## Source extract
****************

Income taxes have been accounted for using the asset and liability method. Under the asset and liability method, deferred tax assets and liabilities are recognized for the future tax consequences attributable to differences between the financial carrying amounts of existing assets and liabilities and their respective tax bases and operating loss and tax credit carryforwards. Deferred tax assets and liabilities are measured using enacted tax rates applicable to taxable income in the years in which those temporary differences are expected to be recovered or settled. The effect on deferred tax assets and liabilities of a change in tax rates is recognized in net loss in the period that includes the enactment date. A valuation allowance against deferred tax assets is recorded if, based upon the weight of all available evidence, it is more likely than not that some or all of the deferred tax assets will not be realized. For uncertain tax positions that meet “a more likely than not” threshold, the Company recognizes the benefit of uncertain tax positions in the consolidated financial statements.
Segment Reporting
Segment Reporting

Operating segments are components of a business where separate discrete financial information is available for evaluation by the chief operating decision-maker for purposes of making decisions regarding resource allocation and assessing performance. To date, the Company and the chief operating decision-maker has viewed its operations and managed its business as one segment operating primarily in the United States.
Net Loss per Share
Net Loss per Share

Basic net loss per share is calculated by dividing the net loss by the weighted-average number of common shares outstanding during the period, without consideration for common share equivalents as they are anti-dilutive. Diluted net loss per share is computed by dividing the net loss by the weighted-average number of common shares and common share equivalents outstanding for the period, as well as certain shares that are contingently issuable. Common share equivalents outstanding, determined using the treasury stock method, are comprised of shares that may be issued under the Company’s stock option and warrant agreements, as well as restricted stock units and performance stock units.

****************

## Source information

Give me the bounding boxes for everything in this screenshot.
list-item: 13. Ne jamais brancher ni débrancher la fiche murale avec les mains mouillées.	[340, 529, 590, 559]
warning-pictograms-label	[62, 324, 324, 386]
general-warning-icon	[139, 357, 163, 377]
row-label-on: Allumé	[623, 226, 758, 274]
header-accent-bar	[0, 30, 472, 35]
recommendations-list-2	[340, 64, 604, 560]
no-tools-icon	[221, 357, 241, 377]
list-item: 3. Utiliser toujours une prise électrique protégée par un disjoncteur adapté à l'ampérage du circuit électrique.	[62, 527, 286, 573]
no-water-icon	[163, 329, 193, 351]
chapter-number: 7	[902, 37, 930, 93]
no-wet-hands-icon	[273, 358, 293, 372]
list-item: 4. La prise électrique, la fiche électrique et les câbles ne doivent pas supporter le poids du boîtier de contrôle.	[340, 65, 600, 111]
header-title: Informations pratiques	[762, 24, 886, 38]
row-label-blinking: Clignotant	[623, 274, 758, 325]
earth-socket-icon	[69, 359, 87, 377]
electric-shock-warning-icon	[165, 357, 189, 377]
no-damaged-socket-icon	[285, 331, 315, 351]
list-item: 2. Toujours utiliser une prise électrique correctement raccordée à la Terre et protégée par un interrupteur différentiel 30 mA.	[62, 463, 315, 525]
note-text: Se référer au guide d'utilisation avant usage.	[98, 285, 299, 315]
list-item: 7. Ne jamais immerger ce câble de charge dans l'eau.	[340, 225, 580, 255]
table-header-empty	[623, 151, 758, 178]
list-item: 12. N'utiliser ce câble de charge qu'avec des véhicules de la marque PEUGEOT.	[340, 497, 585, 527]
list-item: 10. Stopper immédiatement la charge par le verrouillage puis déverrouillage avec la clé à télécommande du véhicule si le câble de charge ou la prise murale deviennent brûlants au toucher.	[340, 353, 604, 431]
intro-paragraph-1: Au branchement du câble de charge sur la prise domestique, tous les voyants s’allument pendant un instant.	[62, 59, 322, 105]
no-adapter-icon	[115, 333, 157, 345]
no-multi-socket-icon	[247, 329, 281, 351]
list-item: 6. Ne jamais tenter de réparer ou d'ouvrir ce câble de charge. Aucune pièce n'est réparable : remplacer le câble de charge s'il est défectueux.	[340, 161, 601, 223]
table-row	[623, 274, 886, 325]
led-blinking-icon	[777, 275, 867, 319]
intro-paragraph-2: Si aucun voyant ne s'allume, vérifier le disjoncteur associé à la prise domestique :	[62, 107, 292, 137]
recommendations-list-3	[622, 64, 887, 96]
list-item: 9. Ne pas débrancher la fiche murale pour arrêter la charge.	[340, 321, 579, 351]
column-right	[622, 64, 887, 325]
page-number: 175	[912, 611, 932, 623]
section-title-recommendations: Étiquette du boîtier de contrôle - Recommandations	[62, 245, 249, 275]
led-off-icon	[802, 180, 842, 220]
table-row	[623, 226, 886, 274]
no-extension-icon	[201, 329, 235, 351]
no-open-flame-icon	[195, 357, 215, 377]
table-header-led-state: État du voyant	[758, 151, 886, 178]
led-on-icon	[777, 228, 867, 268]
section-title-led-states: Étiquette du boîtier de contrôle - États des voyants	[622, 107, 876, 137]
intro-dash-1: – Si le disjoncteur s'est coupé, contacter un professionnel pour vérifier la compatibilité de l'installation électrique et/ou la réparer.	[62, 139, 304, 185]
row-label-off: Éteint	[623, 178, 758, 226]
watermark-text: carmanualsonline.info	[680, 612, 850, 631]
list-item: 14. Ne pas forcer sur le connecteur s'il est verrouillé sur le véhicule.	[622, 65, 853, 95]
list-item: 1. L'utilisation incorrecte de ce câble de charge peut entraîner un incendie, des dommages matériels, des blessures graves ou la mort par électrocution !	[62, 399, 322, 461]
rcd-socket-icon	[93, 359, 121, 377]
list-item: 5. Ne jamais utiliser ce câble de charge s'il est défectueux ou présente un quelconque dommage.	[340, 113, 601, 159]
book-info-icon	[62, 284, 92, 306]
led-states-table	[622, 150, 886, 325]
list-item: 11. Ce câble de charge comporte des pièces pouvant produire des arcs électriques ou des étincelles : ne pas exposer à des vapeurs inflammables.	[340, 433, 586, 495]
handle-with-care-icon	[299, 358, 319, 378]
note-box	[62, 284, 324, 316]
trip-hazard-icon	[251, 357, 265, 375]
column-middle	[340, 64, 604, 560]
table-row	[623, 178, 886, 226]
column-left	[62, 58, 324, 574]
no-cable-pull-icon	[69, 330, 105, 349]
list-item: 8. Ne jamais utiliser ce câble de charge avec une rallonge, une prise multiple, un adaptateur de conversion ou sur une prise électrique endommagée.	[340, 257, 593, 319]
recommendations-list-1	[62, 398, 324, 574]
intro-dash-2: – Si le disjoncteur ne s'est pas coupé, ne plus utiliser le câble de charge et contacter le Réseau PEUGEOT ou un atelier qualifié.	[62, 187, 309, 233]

****************

## Work instruction
Translate this sentence from the accounting policies excerpt into Spanish: "A valuation allowance against deferred tax assets is recorded if, based upon the weight of all available evidence, it is more likely than not that some or all of the deferred tax assets will not be realized."

## Result below
Se registra una provisión de valuación contra los activos por impuestos diferidos si, con base en el peso de toda la evidencia disponible, es más probable que no que una parte o la totalidad de los activos por impuestos diferidos no se realice.